» DIRECTIVE: Track down the lines that contain "message" and copy them.

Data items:
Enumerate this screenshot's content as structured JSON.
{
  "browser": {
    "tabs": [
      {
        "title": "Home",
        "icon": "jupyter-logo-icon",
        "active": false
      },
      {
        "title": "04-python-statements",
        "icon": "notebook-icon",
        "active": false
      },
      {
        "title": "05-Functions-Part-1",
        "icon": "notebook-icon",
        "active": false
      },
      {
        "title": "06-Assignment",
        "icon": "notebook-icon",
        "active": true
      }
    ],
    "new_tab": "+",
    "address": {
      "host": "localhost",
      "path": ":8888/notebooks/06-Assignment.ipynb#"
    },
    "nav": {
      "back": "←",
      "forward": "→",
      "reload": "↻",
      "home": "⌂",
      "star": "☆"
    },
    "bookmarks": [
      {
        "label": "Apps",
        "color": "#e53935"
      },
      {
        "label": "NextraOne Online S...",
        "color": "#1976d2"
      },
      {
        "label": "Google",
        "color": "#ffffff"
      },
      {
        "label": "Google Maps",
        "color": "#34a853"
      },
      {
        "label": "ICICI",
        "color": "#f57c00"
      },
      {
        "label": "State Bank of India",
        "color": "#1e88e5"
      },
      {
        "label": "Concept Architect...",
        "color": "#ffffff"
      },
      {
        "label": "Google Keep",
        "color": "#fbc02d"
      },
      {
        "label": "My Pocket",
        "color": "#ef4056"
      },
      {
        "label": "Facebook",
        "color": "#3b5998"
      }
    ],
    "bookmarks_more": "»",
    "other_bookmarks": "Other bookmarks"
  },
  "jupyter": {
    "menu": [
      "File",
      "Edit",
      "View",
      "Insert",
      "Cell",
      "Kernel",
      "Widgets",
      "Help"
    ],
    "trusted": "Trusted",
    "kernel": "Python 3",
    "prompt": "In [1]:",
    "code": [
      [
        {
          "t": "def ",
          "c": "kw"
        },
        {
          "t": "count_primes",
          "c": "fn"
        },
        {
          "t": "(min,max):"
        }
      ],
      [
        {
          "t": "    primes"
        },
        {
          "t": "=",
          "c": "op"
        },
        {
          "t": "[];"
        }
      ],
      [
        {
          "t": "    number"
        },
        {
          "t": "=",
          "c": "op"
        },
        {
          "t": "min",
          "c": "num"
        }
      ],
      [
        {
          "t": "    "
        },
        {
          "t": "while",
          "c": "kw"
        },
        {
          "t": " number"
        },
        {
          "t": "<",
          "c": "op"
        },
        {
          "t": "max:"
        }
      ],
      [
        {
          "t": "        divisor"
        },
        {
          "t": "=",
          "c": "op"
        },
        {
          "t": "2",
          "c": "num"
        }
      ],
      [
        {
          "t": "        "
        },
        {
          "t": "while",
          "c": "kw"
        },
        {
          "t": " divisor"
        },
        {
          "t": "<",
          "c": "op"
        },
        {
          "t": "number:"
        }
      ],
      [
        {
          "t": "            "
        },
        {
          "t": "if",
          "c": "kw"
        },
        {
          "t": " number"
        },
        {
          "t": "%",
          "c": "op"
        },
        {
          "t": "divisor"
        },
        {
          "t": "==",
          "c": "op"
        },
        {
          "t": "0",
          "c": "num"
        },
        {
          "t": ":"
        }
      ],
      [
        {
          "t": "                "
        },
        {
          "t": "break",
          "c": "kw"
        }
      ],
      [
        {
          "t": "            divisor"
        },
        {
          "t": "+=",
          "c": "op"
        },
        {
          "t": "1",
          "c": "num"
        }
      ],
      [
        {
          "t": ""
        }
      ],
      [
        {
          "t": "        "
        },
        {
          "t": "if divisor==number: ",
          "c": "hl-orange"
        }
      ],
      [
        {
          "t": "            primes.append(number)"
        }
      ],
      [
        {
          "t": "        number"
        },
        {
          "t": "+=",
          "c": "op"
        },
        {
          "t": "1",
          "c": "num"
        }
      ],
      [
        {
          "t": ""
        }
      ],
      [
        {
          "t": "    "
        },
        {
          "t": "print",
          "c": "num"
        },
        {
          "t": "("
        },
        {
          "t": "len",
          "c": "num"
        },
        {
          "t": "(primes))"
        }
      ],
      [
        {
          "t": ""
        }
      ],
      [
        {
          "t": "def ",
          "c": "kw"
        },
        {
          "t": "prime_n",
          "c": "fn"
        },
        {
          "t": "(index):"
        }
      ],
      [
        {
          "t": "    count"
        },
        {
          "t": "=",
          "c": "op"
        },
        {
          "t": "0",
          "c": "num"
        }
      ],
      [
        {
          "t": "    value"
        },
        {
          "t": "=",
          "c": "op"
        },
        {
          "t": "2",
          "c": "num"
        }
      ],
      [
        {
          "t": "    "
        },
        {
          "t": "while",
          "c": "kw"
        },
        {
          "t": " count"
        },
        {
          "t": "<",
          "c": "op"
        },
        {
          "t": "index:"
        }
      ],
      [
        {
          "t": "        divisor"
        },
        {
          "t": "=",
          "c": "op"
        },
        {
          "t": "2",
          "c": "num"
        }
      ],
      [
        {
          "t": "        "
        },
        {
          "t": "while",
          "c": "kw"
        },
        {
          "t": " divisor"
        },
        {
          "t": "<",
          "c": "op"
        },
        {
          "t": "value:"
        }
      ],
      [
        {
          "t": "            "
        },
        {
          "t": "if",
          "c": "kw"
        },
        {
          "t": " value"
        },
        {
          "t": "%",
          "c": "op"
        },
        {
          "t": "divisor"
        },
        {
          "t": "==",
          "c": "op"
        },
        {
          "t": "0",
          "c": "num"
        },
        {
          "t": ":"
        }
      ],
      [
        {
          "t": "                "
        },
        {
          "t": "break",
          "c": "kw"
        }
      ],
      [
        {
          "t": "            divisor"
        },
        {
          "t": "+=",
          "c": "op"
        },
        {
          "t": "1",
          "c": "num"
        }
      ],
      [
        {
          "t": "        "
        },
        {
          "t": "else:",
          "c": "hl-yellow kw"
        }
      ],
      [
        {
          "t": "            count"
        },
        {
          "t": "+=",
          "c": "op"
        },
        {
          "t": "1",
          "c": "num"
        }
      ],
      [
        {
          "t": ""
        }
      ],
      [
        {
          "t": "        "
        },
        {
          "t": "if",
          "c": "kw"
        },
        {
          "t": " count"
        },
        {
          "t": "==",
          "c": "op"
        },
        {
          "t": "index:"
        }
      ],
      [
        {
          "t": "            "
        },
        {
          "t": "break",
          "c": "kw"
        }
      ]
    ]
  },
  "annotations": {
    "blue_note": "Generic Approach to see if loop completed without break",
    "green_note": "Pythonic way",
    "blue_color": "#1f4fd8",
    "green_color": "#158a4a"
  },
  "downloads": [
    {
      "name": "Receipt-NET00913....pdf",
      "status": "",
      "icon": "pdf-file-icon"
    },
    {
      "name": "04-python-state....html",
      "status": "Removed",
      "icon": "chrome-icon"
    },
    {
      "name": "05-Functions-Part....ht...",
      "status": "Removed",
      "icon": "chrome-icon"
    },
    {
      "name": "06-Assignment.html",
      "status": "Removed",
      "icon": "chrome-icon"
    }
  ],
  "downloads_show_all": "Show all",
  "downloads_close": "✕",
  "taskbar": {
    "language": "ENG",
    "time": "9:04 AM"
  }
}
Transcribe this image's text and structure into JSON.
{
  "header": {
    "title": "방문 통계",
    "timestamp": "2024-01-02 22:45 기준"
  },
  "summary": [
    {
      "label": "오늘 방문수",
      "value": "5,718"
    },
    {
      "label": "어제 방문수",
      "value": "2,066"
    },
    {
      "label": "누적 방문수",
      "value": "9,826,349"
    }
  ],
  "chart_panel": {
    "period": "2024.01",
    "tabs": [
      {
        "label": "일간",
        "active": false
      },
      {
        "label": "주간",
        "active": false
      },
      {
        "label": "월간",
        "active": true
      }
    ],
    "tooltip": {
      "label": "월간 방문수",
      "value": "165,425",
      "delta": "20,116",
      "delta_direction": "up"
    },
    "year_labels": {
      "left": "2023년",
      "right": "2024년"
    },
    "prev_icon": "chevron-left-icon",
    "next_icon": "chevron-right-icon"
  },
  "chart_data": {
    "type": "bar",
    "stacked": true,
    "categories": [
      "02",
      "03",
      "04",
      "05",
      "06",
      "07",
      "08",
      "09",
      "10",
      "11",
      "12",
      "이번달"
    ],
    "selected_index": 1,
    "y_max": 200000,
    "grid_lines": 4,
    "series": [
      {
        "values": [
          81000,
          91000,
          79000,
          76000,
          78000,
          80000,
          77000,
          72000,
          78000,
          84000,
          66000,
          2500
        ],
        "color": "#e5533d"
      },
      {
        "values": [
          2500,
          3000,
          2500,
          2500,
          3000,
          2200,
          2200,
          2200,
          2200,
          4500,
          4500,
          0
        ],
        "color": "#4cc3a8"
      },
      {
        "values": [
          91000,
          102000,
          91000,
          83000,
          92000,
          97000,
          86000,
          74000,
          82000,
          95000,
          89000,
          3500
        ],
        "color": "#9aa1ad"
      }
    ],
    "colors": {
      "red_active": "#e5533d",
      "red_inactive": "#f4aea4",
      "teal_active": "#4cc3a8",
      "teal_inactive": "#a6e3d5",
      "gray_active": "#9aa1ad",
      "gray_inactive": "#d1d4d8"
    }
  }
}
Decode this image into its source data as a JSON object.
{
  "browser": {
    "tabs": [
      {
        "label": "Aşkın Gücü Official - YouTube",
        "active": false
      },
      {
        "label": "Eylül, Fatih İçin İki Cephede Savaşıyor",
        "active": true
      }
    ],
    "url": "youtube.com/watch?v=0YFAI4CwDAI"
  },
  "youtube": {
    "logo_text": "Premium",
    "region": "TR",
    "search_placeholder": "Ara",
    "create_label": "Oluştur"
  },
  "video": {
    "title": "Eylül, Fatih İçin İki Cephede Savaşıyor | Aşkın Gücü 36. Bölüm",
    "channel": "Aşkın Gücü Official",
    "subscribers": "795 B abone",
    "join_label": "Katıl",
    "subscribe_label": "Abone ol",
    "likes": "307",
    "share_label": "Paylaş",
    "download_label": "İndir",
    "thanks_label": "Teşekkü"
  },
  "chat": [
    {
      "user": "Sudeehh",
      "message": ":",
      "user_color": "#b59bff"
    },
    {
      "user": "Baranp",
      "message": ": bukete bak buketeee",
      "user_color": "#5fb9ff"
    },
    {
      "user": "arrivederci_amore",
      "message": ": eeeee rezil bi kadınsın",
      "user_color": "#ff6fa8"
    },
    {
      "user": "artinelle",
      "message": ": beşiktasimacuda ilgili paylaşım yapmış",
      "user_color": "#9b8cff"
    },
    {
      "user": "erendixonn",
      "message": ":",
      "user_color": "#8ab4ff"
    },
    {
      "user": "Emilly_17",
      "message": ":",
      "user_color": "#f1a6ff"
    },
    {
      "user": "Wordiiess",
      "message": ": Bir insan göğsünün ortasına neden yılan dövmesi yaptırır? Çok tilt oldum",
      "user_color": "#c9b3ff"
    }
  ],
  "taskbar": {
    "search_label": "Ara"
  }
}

» RESULT OF THIS EXERCISE:
      "message": ":",
      "message": ": bukete bak buketeee",
      "message": ": eeeee rezil bi kadınsın",
      "message": ": beşiktasimacuda ilgili paylaşım yapmış",
      "message": ":",
      "message": ":",
      "message": ": Bir insan göğsünün ortasına neden yılan dövmesi yaptırır? Çok tilt oldum",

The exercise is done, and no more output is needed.